### Record set
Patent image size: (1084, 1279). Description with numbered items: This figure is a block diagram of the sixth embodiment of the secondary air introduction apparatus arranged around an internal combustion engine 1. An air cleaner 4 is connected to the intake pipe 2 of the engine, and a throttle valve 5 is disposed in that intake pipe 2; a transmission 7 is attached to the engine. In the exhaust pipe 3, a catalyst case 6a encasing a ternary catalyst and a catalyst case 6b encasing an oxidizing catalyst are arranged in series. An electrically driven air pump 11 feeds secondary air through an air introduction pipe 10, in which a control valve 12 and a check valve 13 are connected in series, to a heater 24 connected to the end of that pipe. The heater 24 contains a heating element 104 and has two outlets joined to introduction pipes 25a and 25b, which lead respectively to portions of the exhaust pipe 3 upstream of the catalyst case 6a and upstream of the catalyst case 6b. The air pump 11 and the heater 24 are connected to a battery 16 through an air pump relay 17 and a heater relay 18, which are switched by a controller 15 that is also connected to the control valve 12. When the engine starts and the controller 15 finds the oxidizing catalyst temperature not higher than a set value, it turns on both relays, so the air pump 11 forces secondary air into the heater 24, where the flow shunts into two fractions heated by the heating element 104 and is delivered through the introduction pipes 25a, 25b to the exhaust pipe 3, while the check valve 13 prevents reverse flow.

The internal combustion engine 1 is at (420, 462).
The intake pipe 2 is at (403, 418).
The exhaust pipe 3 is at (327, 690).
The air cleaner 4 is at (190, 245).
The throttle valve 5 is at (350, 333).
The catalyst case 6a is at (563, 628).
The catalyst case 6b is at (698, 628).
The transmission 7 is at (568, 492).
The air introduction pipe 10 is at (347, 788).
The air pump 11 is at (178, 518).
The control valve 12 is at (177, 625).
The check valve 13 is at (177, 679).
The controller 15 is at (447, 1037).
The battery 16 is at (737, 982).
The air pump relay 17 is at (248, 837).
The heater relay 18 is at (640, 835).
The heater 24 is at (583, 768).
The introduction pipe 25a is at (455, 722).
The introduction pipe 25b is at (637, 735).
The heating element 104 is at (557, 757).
######
### [Required task]
Can you output the data above as a two-column CSV with the header row input,output and one row per item? Put each item's text under input and its answer under output, with every field in double quotes and line breaks replaced by spaces.

### [Correct output]
input,output
"Patent image size: (1084, 1279). Description with numbered items: This figure is a block diagram of the sixth embodiment of the secondary air introduction apparatus arranged around an internal combustion engine 1. An air cleaner 4 is connected to the intake pipe 2 of the engine, and a throttle valve 5 is disposed in that intake pipe 2; a transmission 7 is attached to the engine. In the exhaust pipe 3, a catalyst case 6a encasing a ternary catalyst and a catalyst case 6b encasing an oxidizing catalyst are arranged in series. An electrically driven air pump 11 feeds secondary air through an air introduction pipe 10, in which a control valve 12 and a check valve 13 are connected in series, to a heater 24 connected to the end of that pipe. The heater 24 contains a heating element 104 and has two outlets joined to introduction pipes 25a and 25b, which lead respectively to portions of the exhaust pipe 3 upstream of the catalyst case 6a and upstream of the catalyst case 6b. The air pump 11 and the heater 24 are connected to a battery 16 through an air pump relay 17 and a heater relay 18, which are switched by a controller 15 that is also connected to the control valve 12. When the engine starts and the controller 15 finds the oxidizing catalyst temperature not higher than a set value, it turns on both relays, so the air pump 11 forces secondary air into the heater 24, where the flow shunts into two fractions heated by the heating element 104 and is delivered through the introduction pipes 25a, 25b to the exhaust pipe 3, while the check valve 13 prevents reverse flow.","The internal combustion engine 1 is at (420, 462). The intake pipe 2 is at (403, 418). The exhaust pipe 3 is at (327, 690). The air cleaner 4 is at (190, 245). The throttle valve 5 is at (350, 333). The catalyst case 6a is at (563, 628). The catalyst case 6b is at (698, 628). The transmission 7 is at (568, 492). The air introduction pipe 10 is at (347, 788). The air pump 11 is at (178, 518). The control valve 12 is at (177, 625). The check valve 13 is at (177, 679). The controller 15 is at (447, 1037). The battery 16 is at (737, 982). The air pump relay 17 is at (248, 837). The heater relay 18 is at (640, 835). The heater 24 is at (583, 768). The introduction pipe 25a is at (455, 722). The introduction pipe 25b is at (637, 735). The heating element 104 is at (557, 757)."